ESTRATTO
———

Creato il 05 aprile 2010 da Eraserhead
AntichristMentre guardavo Antichrist mi chiedevo come avrei riempito queste righe. In che modo sarei riuscito a dipanare l’enorme matassa ingarbugliata di foglie secche, nebbia, urla e sangue per stenderla sul tavolo autoptico del blog? Intuivo che l’impresa era ardua e probabilmente inutile perché a fornire chiavi di lettura per aprire porte sull’ignoto ci avevano già pensato molti critici decisamente più bravi e coraggiosi di me.
Perciò ho deciso di fuggire da questo film.

———

DATI MOSTRATI

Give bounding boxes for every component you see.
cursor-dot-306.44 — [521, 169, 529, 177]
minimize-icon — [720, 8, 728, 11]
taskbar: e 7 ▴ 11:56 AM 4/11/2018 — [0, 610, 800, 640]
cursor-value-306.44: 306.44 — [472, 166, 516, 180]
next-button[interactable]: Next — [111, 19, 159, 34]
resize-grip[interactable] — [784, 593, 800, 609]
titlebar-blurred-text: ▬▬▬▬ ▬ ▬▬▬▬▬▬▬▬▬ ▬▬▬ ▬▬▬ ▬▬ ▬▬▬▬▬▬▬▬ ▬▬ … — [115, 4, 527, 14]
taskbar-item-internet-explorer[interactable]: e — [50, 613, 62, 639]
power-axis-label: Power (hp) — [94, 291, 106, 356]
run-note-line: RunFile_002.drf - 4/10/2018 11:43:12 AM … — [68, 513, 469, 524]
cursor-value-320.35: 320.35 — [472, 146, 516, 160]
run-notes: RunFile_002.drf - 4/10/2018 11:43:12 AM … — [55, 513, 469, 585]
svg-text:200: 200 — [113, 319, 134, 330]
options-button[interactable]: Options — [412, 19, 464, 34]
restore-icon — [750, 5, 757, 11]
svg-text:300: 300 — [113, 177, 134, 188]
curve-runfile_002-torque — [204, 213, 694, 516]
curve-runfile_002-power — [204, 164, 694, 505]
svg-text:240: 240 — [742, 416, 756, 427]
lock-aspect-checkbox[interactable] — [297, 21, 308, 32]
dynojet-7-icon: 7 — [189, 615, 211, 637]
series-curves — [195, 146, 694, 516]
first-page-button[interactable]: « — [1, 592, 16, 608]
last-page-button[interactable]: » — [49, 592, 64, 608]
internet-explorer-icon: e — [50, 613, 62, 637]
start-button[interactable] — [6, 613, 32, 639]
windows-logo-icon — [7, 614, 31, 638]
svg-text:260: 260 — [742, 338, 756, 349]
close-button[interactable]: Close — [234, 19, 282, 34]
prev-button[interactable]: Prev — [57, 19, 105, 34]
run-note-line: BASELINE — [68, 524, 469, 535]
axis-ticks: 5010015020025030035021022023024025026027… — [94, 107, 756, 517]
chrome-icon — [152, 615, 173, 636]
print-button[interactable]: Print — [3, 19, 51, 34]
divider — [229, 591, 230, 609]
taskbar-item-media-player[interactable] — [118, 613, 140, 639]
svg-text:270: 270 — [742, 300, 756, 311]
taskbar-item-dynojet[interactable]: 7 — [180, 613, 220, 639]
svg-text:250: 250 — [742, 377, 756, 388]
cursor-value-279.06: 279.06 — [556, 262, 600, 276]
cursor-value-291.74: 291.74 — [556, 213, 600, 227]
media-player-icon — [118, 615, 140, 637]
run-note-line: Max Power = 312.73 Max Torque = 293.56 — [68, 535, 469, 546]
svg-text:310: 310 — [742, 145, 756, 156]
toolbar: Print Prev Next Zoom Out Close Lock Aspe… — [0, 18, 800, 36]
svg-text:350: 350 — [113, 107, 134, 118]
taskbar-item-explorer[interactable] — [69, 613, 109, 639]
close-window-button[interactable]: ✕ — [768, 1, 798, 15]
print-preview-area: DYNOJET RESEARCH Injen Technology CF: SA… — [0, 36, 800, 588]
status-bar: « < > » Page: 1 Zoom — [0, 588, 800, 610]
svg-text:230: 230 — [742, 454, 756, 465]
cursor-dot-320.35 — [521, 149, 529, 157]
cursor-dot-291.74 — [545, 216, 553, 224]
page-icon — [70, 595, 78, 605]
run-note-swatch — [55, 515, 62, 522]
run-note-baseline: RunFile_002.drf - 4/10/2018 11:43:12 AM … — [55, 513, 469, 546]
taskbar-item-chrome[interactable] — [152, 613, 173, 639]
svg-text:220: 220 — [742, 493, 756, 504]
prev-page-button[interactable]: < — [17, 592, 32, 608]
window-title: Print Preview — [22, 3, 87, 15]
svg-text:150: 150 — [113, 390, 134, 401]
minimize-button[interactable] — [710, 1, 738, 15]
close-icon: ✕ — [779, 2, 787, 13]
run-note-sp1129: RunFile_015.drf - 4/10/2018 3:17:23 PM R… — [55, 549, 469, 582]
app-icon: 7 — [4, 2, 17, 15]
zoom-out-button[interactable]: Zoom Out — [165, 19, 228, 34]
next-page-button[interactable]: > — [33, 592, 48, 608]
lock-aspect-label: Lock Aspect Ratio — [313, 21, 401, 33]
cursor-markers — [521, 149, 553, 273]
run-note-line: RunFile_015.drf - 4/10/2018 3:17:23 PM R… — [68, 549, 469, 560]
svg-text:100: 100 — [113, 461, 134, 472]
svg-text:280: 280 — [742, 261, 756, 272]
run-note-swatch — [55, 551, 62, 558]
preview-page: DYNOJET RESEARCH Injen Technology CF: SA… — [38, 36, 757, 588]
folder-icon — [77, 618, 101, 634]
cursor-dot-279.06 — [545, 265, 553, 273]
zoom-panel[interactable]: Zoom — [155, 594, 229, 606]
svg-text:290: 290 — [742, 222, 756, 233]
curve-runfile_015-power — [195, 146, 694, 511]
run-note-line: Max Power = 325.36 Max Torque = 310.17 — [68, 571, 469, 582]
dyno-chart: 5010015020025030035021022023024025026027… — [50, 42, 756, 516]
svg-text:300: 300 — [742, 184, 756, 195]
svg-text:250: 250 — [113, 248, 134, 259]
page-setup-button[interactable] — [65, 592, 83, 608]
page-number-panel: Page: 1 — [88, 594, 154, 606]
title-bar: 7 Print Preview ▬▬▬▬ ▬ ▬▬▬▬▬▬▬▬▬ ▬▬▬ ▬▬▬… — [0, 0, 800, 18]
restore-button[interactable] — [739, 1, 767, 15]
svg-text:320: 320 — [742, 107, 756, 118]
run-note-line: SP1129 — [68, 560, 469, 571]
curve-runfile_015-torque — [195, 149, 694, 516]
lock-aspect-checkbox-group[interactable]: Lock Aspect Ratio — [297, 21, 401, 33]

———

ESERCIZI
(1) Estrai dall'estratto il passo che va da "Creato il 05" fino a "coraggiosi di me." compreso.
(2) Rispondi a queste domande sull'estratto:
(a) In quale data è stato creato il testo?
(b) Quale film viene guardato all'inizio del testo?
(c) Che cosa si decide di fare nell'ultima frase?

RISPOSTE PER ESERCIZIO
(1)
Creato il 05 aprile 2010 da Eraserhead
AntichristMentre guardavo Antichrist mi chiedevo come avrei riempito queste righe. In che modo sarei riuscito a dipanare l’enorme matassa ingarbugliata di foglie secche, nebbia, urla e sangue per stenderla sul tavolo autoptico del blog? Intuivo che l’impresa era ardua e probabilmente inutile perché a fornire chiavi di lettura per aprire porte sull’ignoto ci avevano già pensato molti critici decisamente più bravi e coraggiosi di me.

(2)
(a) Il 05 aprile 2010.
(b) Antichrist.
(c) Di fuggire da questo film.